GOAL: Retype every entry in its entirety, without alteration.

━━━ MATERIAL PROVIDED

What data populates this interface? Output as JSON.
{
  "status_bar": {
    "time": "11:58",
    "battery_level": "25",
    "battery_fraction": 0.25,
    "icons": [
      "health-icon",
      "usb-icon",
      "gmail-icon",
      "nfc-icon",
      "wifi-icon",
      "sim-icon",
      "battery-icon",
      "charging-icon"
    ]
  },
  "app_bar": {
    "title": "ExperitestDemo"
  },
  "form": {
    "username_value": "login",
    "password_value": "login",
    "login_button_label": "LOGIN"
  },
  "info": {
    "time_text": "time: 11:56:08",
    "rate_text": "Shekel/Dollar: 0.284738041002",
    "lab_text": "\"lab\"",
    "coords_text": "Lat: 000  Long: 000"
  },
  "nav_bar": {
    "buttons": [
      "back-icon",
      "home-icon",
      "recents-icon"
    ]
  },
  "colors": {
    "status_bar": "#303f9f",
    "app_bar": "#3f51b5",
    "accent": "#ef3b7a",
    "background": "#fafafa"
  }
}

━━━━━━

IN RESPONSE:
What data populates this interface? Output as JSON.
{
  "status_bar": {
    "time": "11:58",
    "battery_level": "25",
    "battery_fraction": 0.25,
    "icons": [
      "health-icon",
      "usb-icon",
      "gmail-icon",
      "nfc-icon",
      "wifi-icon",
      "sim-icon",
      "battery-icon",
      "charging-icon"
    ]
  },
  "app_bar": {
    "title": "ExperitestDemo"
  },
  "form": {
    "username_value": "login",
    "password_value": "login",
    "login_button_label": "LOGIN"
  },
  "info": {
    "time_text": "time: 11:56:08",
    "rate_text": "Shekel/Dollar: 0.284738041002",
    "lab_text": "\"lab\"",
    "coords_text": "Lat: 000  Long: 000"
  },
  "nav_bar": {
    "buttons": [
      "back-icon",
      "home-icon",
      "recents-icon"
    ]
  },
  "colors": {
    "status_bar": "#303f9f",
    "app_bar": "#3f51b5",
    "accent": "#ef3b7a",
    "background": "#fafafa"
  }
}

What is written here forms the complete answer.